• [INSTRUCTIONS TO FOLLOW]
Would you please copy each line below that includes the string "emociones"?

• [RECORD EXCERPTS]
━━━━━━━━━━

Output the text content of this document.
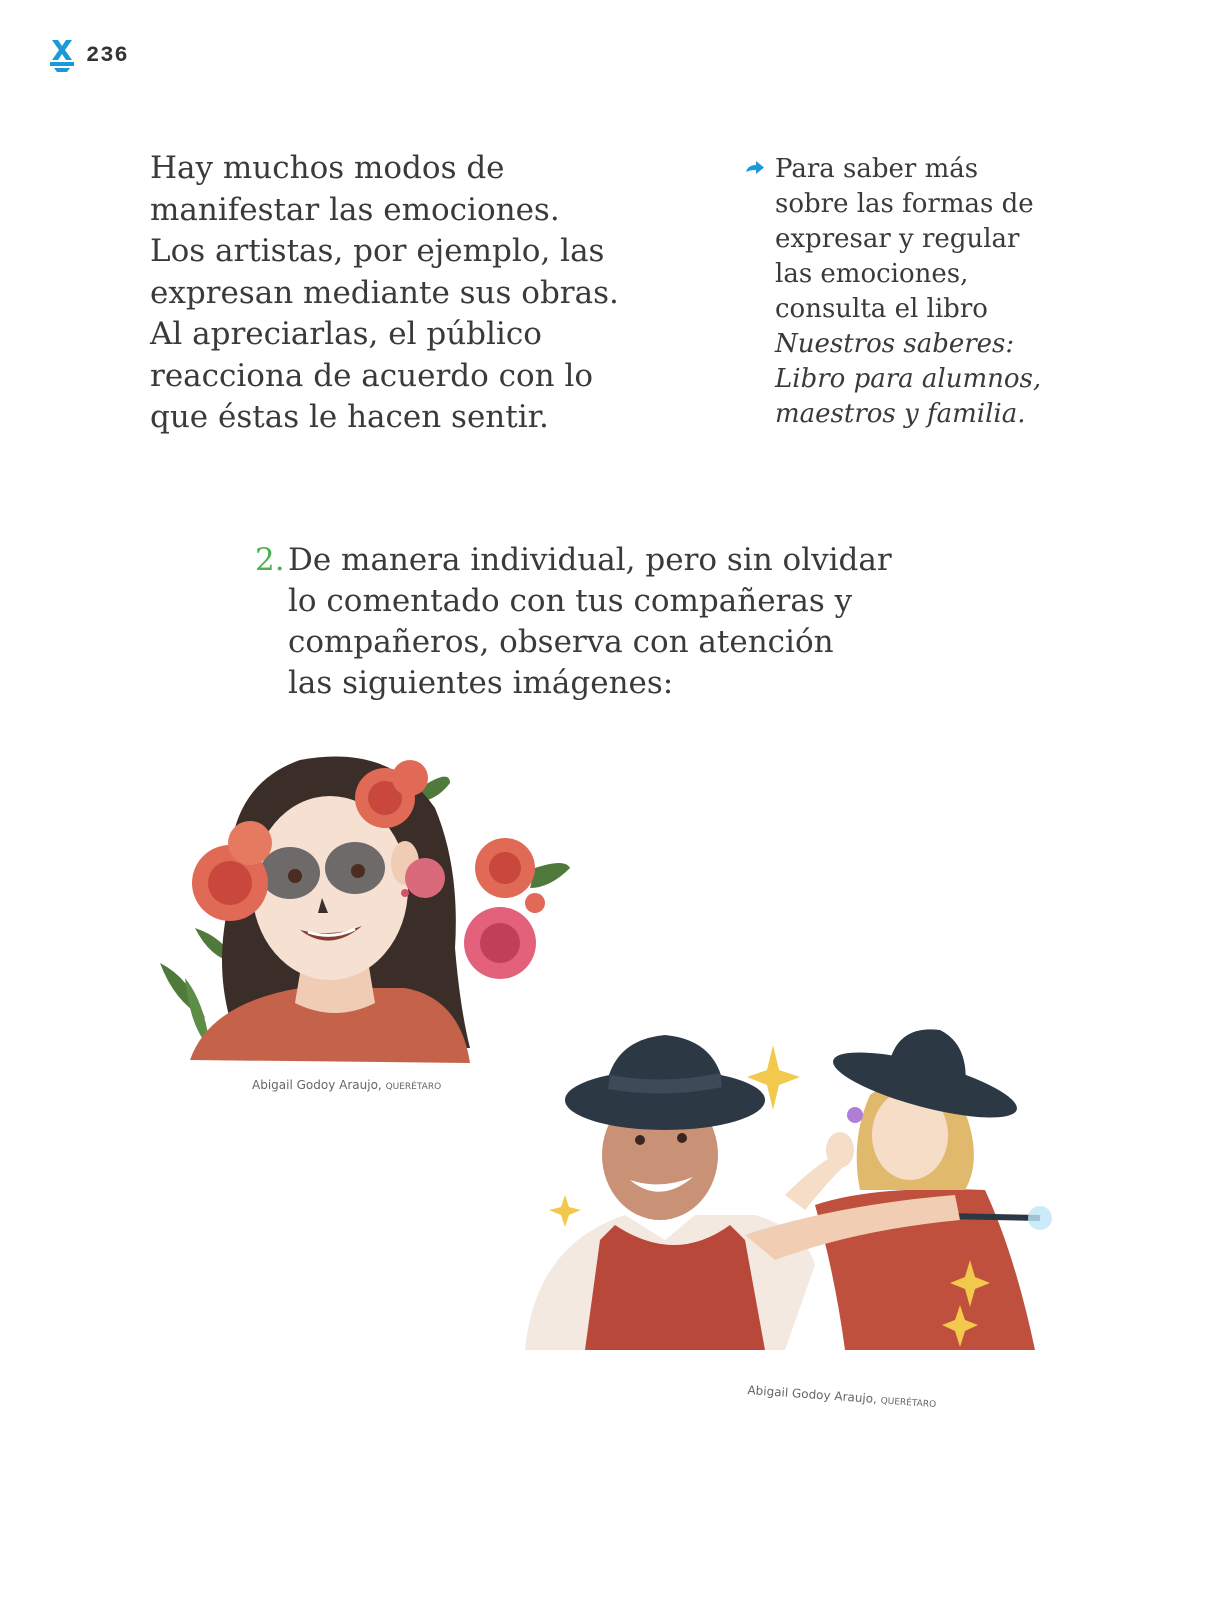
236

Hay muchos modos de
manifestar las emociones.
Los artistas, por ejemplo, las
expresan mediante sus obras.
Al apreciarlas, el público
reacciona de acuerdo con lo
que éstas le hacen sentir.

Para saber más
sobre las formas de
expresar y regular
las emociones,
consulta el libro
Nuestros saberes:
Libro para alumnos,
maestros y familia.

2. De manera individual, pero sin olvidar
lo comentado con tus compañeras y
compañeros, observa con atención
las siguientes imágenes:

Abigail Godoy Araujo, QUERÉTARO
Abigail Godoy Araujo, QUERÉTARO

━━━━━━━━━━

• [TASK SOLUTION]
manifestar las emociones.
las emociones,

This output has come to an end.